• SET TASK: Where a line contains the word "ffffff", copy that line.
-- Start SUPPLIED MATERIAL --
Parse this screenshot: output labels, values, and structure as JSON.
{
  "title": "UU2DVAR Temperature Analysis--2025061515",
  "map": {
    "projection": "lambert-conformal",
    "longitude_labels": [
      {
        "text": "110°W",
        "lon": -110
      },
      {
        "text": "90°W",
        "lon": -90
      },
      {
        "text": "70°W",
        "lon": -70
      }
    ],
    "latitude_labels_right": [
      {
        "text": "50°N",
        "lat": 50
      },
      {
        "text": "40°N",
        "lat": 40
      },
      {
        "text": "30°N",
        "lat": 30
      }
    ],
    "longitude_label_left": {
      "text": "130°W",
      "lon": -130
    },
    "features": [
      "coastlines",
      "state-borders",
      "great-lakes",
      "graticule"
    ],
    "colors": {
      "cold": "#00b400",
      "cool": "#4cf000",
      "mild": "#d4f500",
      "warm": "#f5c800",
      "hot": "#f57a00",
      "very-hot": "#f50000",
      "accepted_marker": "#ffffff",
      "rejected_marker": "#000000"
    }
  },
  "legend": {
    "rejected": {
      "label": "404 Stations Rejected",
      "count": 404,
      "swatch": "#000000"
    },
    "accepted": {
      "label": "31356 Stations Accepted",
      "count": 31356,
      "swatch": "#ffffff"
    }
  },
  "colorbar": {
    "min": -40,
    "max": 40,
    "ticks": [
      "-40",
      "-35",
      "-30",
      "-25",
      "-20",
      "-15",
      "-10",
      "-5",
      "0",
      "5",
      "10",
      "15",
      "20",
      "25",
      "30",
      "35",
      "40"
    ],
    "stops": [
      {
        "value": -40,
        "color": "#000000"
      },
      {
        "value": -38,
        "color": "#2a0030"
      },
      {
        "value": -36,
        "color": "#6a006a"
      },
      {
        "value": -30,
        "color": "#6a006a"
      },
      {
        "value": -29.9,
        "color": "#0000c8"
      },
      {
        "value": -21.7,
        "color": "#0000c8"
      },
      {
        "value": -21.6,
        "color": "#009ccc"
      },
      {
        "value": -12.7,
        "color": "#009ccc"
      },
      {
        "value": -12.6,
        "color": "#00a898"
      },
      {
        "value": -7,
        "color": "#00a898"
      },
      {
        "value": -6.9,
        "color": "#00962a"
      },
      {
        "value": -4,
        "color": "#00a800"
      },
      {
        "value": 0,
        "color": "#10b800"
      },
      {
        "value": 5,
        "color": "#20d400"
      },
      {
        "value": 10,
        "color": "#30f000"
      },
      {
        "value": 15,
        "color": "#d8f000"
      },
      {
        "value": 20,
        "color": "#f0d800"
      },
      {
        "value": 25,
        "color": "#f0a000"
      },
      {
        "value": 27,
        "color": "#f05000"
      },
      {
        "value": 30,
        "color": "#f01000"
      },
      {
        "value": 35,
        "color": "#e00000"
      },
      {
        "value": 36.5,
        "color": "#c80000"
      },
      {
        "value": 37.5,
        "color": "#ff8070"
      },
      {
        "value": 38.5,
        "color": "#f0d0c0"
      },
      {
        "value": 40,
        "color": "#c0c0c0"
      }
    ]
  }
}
-- End SUPPLIED MATERIAL --
• WRITTEN SOLUTION:
      "accepted_marker": "#ffffff",
      "swatch": "#ffffff"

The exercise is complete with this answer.